**AIM OF THE TASK:**
Scan the material below for the string "secure", and copy every line where it shows up.

**RECORDS SUPPLIED:**
────────────────────
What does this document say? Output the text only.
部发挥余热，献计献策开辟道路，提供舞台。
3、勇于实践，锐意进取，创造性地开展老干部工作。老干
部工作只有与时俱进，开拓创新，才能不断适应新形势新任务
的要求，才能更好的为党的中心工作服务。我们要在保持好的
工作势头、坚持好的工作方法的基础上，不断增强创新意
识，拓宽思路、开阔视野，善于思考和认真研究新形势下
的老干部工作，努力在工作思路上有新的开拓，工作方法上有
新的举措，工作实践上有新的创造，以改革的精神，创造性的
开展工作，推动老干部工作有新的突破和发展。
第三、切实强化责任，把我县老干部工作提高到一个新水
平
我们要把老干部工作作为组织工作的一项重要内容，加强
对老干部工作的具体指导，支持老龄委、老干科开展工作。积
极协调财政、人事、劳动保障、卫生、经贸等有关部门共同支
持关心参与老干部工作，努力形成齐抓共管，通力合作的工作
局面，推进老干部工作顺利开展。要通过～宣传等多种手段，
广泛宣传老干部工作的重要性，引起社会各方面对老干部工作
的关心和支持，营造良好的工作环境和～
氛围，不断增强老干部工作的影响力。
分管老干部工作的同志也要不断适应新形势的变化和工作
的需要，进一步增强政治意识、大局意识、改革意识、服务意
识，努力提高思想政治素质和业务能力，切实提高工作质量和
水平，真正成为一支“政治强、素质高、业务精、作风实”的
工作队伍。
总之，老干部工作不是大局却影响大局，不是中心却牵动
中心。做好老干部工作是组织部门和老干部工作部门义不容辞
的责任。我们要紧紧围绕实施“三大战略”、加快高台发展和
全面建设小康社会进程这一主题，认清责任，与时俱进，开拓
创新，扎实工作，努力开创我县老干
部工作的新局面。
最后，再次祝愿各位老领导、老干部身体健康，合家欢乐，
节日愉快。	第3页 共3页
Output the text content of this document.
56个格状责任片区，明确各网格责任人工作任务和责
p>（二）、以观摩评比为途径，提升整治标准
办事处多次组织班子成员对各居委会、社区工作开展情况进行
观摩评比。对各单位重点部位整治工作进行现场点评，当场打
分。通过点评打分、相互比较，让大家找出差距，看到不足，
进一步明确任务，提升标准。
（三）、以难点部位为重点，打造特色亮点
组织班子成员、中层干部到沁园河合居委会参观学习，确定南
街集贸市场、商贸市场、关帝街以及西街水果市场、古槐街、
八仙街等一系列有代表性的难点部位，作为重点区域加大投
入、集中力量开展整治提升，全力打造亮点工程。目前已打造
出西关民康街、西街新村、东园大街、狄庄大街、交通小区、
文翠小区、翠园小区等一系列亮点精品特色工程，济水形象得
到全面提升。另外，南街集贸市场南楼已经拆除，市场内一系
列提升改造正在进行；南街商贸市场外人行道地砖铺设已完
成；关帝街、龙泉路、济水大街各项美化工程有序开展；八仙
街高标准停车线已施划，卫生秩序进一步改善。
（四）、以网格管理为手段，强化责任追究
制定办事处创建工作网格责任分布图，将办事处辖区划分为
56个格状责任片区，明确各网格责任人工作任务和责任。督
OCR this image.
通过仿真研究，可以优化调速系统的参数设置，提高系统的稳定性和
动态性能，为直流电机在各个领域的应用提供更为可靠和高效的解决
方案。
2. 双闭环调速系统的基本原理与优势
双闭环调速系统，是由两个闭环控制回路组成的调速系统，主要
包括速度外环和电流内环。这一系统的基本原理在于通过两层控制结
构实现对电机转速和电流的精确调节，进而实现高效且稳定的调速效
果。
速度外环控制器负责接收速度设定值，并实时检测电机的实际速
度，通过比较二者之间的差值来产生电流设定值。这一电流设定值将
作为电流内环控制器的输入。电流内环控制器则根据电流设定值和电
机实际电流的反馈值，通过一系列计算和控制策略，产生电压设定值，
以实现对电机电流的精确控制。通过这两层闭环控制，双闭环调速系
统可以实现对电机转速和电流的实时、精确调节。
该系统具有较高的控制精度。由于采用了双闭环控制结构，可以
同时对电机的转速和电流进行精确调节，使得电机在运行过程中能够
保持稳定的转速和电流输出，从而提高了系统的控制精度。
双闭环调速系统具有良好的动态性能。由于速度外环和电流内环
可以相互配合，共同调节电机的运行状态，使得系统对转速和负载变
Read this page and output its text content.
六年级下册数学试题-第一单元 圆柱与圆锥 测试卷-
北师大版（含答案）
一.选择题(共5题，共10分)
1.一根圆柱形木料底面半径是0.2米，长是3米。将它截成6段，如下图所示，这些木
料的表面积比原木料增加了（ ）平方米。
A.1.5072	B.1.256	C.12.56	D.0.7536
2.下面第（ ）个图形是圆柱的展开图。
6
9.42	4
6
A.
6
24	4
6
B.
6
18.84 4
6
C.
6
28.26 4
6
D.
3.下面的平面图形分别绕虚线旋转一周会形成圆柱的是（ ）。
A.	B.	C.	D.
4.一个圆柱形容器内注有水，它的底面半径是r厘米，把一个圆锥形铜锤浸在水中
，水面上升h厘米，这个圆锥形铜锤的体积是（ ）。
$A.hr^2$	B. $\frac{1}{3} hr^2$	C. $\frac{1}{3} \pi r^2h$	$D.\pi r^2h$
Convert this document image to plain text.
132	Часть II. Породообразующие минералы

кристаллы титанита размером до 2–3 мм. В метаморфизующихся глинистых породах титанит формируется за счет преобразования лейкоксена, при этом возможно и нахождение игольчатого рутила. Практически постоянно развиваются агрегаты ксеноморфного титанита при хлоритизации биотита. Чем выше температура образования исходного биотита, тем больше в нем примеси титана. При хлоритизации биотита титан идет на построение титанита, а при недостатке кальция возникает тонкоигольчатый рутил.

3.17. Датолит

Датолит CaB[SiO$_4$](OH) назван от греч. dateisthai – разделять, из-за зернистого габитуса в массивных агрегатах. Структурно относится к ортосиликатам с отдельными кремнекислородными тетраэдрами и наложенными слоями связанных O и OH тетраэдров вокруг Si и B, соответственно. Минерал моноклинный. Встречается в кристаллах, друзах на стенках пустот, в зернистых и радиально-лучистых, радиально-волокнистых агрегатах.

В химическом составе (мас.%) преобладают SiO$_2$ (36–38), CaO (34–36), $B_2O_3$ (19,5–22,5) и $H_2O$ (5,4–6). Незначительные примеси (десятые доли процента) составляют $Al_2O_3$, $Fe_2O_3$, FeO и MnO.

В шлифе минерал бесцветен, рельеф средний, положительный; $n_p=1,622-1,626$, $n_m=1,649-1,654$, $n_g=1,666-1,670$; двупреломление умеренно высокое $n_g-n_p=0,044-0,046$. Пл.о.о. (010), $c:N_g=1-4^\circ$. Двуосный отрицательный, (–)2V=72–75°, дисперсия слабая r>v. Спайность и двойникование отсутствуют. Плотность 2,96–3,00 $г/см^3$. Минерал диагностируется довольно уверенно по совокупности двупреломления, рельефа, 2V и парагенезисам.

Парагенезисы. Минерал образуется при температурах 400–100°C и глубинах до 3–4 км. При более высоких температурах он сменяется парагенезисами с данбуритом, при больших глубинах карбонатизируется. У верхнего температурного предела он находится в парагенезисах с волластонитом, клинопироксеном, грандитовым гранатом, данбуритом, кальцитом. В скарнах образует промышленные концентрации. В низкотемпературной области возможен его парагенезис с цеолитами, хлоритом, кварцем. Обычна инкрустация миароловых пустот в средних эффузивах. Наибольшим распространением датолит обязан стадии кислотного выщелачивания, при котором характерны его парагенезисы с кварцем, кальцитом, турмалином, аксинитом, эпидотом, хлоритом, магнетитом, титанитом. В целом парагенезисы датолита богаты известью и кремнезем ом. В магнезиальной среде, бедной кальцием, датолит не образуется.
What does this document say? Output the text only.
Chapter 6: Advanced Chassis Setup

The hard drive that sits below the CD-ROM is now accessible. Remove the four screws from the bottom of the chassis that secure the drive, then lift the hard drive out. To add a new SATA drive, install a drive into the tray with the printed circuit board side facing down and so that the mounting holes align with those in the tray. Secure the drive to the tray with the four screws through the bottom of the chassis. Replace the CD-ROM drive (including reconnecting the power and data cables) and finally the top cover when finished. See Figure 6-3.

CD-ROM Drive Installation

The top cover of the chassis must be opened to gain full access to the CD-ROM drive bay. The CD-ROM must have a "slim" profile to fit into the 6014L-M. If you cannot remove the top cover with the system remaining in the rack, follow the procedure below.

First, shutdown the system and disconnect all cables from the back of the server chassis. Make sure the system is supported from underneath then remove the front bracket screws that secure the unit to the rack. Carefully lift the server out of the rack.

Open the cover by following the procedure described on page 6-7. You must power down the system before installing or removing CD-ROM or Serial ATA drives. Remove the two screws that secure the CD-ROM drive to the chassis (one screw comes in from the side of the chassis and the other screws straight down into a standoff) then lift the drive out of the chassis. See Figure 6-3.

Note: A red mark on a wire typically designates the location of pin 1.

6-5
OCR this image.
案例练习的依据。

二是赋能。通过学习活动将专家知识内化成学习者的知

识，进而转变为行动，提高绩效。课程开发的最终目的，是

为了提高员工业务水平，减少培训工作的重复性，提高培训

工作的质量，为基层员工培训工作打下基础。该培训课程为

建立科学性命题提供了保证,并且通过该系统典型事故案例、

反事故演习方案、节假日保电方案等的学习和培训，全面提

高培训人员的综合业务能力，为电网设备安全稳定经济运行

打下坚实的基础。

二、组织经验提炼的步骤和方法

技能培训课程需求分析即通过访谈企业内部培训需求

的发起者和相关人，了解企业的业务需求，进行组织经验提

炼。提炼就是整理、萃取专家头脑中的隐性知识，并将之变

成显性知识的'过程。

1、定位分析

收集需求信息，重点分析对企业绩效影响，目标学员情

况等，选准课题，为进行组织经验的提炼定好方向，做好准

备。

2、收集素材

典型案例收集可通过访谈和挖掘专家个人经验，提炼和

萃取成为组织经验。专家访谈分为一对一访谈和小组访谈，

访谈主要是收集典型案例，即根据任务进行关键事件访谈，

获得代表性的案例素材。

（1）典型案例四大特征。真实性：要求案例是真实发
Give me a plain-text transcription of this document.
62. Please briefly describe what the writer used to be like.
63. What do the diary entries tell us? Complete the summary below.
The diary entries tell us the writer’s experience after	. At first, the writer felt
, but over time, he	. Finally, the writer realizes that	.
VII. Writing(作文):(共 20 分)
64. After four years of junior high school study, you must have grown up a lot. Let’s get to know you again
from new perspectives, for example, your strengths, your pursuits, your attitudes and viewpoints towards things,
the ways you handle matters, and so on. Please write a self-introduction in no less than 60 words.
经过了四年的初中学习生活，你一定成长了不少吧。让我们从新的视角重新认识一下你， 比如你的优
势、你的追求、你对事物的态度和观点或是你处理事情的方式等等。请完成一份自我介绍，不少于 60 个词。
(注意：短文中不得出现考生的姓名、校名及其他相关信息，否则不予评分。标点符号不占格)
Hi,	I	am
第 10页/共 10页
────────────────────
**ANSWER TO THE TASK:**
The hard drive that sits below the CD-ROM is now accessible. Remove the four screws from the bottom of the chassis that secure the drive, then lift the hard drive out. To add a new SATA drive, install a drive into the tray with the printed circuit board side facing down and so that the mounting holes align with those in the tray. Secure the drive to the tray with the four screws through the bottom of the chassis. Replace the CD-ROM drive (including reconnecting the power and data cables) and finally the top cover when finished. See Figure 6-3.
First, shutdown the system and disconnect all cables from the back of the server chassis. Make sure the system is supported from underneath then remove the front bracket screws that secure the unit to the rack. Carefully lift the server out of the rack.
Open the cover by following the procedure described on page 6-7. You must power down the system before installing or removing CD-ROM or Serial ATA drives. Remove the two screws that secure the CD-ROM drive to the chassis (one screw comes in from the side of the chassis and the other screws straight down into a standoff) then lift the drive out of the chassis. See Figure 6-3.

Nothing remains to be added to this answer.